▶ _WRITTEN REQUEST_: Return all of the data exactly, with nothing left out but the pictures.

[Figure collection entries]
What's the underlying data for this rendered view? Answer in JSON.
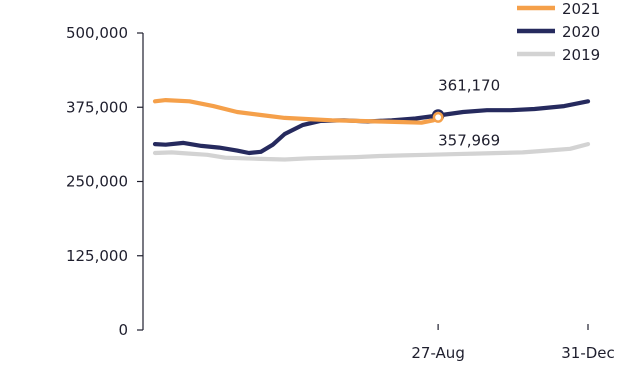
{
  "chart_data": {
    "type": "line",
    "title": "",
    "xlabel": "",
    "ylabel": "",
    "ylim": [
      0,
      500000
    ],
    "yticks": [
      {
        "value": 0,
        "label": "0"
      },
      {
        "value": 125000,
        "label": "125,000"
      },
      {
        "value": 250000,
        "label": "250,000"
      },
      {
        "value": 375000,
        "label": "375,000"
      },
      {
        "value": 500000,
        "label": "500,000"
      }
    ],
    "xlim": [
      1,
      365
    ],
    "xticks": [
      {
        "value": 239,
        "label": "27-Aug"
      },
      {
        "value": 365,
        "label": "31-Dec"
      }
    ],
    "grid": false,
    "legend_position": "top-right",
    "series": [
      {
        "name": "2021",
        "color": "#f5a04a",
        "x": [
          1,
          10,
          30,
          50,
          70,
          90,
          110,
          130,
          150,
          170,
          190,
          210,
          225,
          235,
          239
        ],
        "values": [
          385000,
          387000,
          385000,
          377000,
          367000,
          362000,
          357000,
          355000,
          353000,
          352000,
          351000,
          350000,
          349000,
          353000,
          357969
        ]
      },
      {
        "name": "2020",
        "color": "#262a5e",
        "x": [
          1,
          10,
          25,
          40,
          55,
          70,
          80,
          90,
          100,
          110,
          125,
          140,
          160,
          180,
          200,
          220,
          239,
          260,
          280,
          300,
          320,
          345,
          365
        ],
        "values": [
          313000,
          312000,
          315000,
          310000,
          307000,
          302000,
          298000,
          300000,
          312000,
          330000,
          345000,
          352000,
          353000,
          351000,
          353000,
          356000,
          361170,
          367000,
          370000,
          370000,
          372000,
          377000,
          385000
        ]
      },
      {
        "name": "2019",
        "color": "#d3d3d3",
        "x": [
          1,
          15,
          30,
          45,
          60,
          75,
          90,
          110,
          130,
          150,
          170,
          190,
          210,
          230,
          250,
          270,
          290,
          310,
          330,
          350,
          365
        ],
        "values": [
          298000,
          299000,
          297000,
          295000,
          290000,
          289000,
          288000,
          287000,
          289000,
          290000,
          291000,
          293000,
          294000,
          295000,
          296000,
          297000,
          298000,
          299000,
          302000,
          305000,
          313000
        ]
      }
    ],
    "annotations": [
      {
        "series": "2020",
        "x": 239,
        "value": 361170,
        "label": "361,170",
        "position": "above",
        "marker": "ring"
      },
      {
        "series": "2021",
        "x": 239,
        "value": 357969,
        "label": "357,969",
        "position": "below",
        "marker": "filled"
      }
    ]
  }
}
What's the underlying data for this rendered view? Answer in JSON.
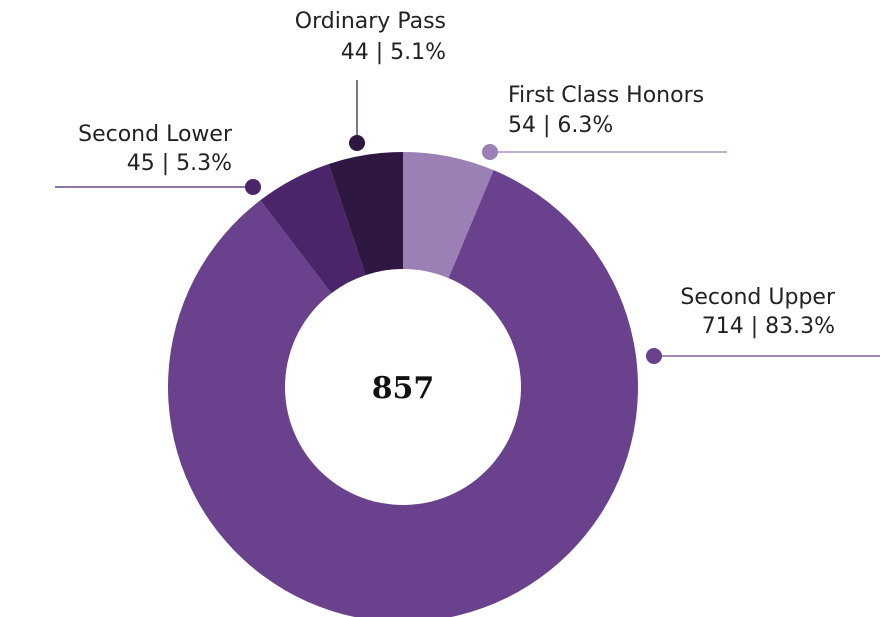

▶ _EXERCISE ANSWER_:
What's the underlying data for this rendered view? Answer in JSON.
{
  "chart_data": {
    "type": "line",
    "title": "",
    "xlabel": "",
    "ylabel": "",
    "ylim": [
      0,
      500000
    ],
    "yticks": [
      {
        "value": 0,
        "label": "0"
      },
      {
        "value": 125000,
        "label": "125,000"
      },
      {
        "value": 250000,
        "label": "250,000"
      },
      {
        "value": 375000,
        "label": "375,000"
      },
      {
        "value": 500000,
        "label": "500,000"
      }
    ],
    "xlim": [
      1,
      365
    ],
    "xticks": [
      {
        "value": 239,
        "label": "27-Aug"
      },
      {
        "value": 365,
        "label": "31-Dec"
      }
    ],
    "grid": false,
    "legend_position": "top-right",
    "series": [
      {
        "name": "2021",
        "color": "#f5a04a",
        "x": [
          1,
          10,
          30,
          50,
          70,
          90,
          110,
          130,
          150,
          170,
          190,
          210,
          225,
          235,
          239
        ],
        "values": [
          385000,
          387000,
          385000,
          377000,
          367000,
          362000,
          357000,
          355000,
          353000,
          352000,
          351000,
          350000,
          349000,
          353000,
          357969
        ]
      },
      {
        "name": "2020",
        "color": "#262a5e",
        "x": [
          1,
          10,
          25,
          40,
          55,
          70,
          80,
          90,
          100,
          110,
          125,
          140,
          160,
          180,
          200,
          220,
          239,
          260,
          280,
          300,
          320,
          345,
          365
        ],
        "values": [
          313000,
          312000,
          315000,
          310000,
          307000,
          302000,
          298000,
          300000,
          312000,
          330000,
          345000,
          352000,
          353000,
          351000,
          353000,
          356000,
          361170,
          367000,
          370000,
          370000,
          372000,
          377000,
          385000
        ]
      },
      {
        "name": "2019",
        "color": "#d3d3d3",
        "x": [
          1,
          15,
          30,
          45,
          60,
          75,
          90,
          110,
          130,
          150,
          170,
          190,
          210,
          230,
          250,
          270,
          290,
          310,
          330,
          350,
          365
        ],
        "values": [
          298000,
          299000,
          297000,
          295000,
          290000,
          289000,
          288000,
          287000,
          289000,
          290000,
          291000,
          293000,
          294000,
          295000,
          296000,
          297000,
          298000,
          299000,
          302000,
          305000,
          313000
        ]
      }
    ],
    "annotations": [
      {
        "series": "2020",
        "x": 239,
        "value": 361170,
        "label": "361,170",
        "position": "above",
        "marker": "ring"
      },
      {
        "series": "2021",
        "x": 239,
        "value": 357969,
        "label": "357,969",
        "position": "below",
        "marker": "filled"
      }
    ]
  }
}
What's the underlying data for this rendered view? Answer in JSON.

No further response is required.